- Task instructions -
Go through the entries below and copy each line containing the word "username".

- Raw data -
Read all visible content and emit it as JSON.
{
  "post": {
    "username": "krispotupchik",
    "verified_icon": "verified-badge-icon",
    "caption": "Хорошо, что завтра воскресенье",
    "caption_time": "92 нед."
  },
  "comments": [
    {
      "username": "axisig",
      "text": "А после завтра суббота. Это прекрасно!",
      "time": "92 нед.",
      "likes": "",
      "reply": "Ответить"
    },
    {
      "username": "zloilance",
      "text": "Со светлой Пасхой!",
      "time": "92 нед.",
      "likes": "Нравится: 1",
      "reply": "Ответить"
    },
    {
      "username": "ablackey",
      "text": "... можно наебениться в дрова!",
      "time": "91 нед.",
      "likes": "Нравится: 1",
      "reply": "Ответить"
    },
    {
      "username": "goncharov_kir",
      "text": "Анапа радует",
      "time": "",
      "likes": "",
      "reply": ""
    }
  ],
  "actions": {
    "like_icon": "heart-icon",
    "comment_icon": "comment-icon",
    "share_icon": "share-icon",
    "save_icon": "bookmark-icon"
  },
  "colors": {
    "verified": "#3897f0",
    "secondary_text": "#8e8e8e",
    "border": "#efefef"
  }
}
--
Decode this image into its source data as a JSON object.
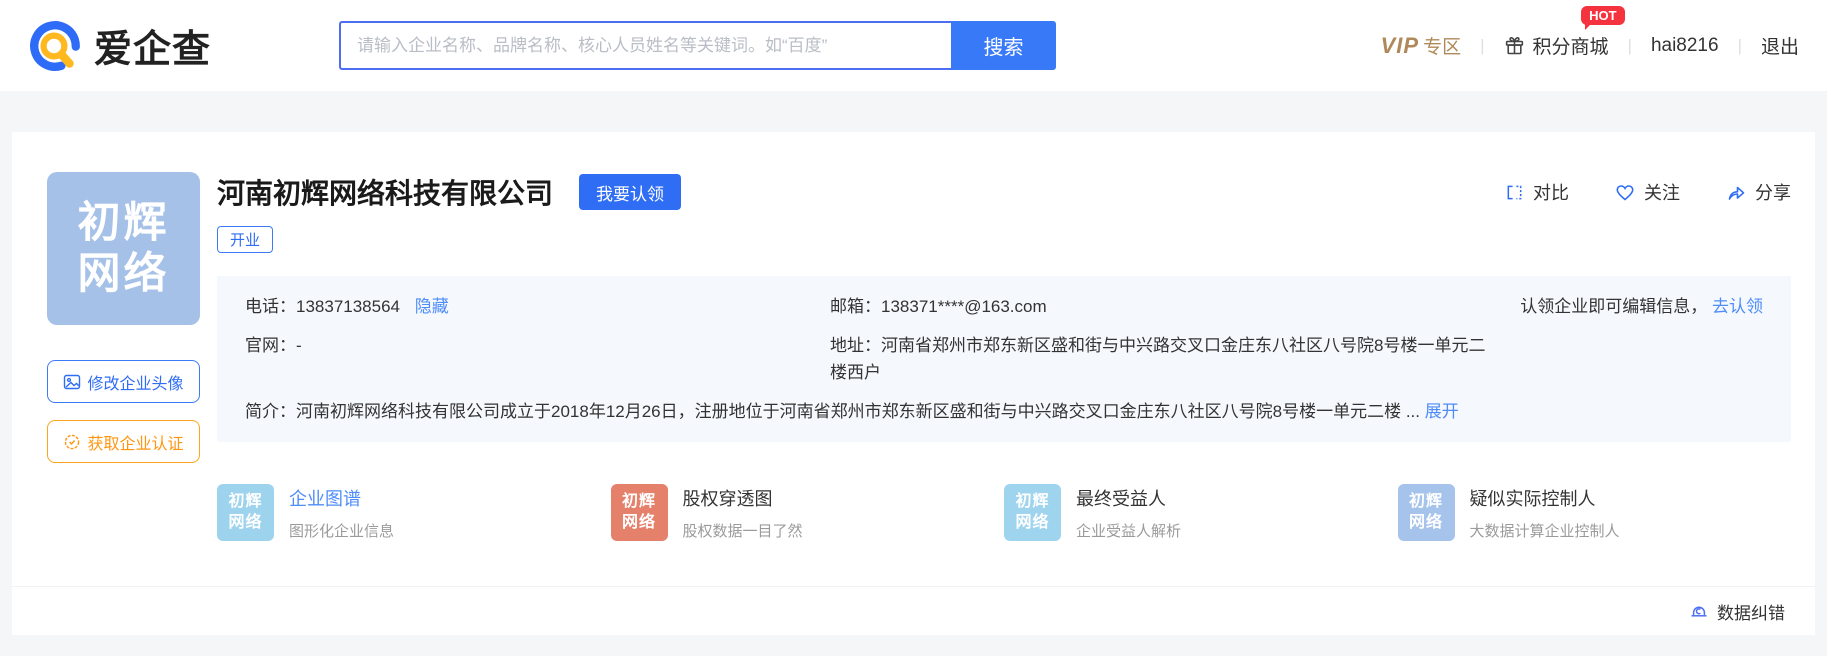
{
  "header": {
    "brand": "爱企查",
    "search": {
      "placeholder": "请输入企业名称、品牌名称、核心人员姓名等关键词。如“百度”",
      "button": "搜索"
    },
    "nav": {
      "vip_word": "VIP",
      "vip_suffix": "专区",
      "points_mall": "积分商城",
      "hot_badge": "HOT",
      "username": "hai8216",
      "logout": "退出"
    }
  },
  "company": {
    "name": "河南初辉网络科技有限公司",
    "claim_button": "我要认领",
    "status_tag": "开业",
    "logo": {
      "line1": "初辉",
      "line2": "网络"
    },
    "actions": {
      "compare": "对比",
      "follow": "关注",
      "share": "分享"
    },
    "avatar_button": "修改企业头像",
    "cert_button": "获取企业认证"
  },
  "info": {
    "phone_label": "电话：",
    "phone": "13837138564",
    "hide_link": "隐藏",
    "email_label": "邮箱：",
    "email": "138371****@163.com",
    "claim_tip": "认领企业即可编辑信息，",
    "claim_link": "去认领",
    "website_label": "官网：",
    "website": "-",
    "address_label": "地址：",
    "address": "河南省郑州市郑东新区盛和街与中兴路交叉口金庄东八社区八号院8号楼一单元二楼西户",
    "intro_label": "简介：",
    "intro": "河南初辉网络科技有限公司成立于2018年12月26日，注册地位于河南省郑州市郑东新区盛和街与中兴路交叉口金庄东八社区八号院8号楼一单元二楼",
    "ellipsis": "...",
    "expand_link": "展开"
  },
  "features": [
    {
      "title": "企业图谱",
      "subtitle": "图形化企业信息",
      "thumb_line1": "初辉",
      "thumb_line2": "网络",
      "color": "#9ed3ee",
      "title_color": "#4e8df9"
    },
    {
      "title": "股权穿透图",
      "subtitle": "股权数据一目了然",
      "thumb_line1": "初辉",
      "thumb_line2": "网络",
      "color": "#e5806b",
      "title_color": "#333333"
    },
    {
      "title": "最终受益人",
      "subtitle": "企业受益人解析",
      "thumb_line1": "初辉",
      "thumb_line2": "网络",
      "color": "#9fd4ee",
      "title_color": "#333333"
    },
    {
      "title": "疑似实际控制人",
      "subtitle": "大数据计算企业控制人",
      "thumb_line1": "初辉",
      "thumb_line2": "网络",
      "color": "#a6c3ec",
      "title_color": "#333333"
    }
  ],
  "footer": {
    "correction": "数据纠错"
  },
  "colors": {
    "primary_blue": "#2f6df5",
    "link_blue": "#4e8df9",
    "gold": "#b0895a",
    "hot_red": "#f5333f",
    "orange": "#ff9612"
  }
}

- Exercise answer -
    "username": "krispotupchik",
      "username": "axisig",
      "username": "zloilance",
      "username": "ablackey",
      "username": "goncharov_kir",
      "username": "hai8216",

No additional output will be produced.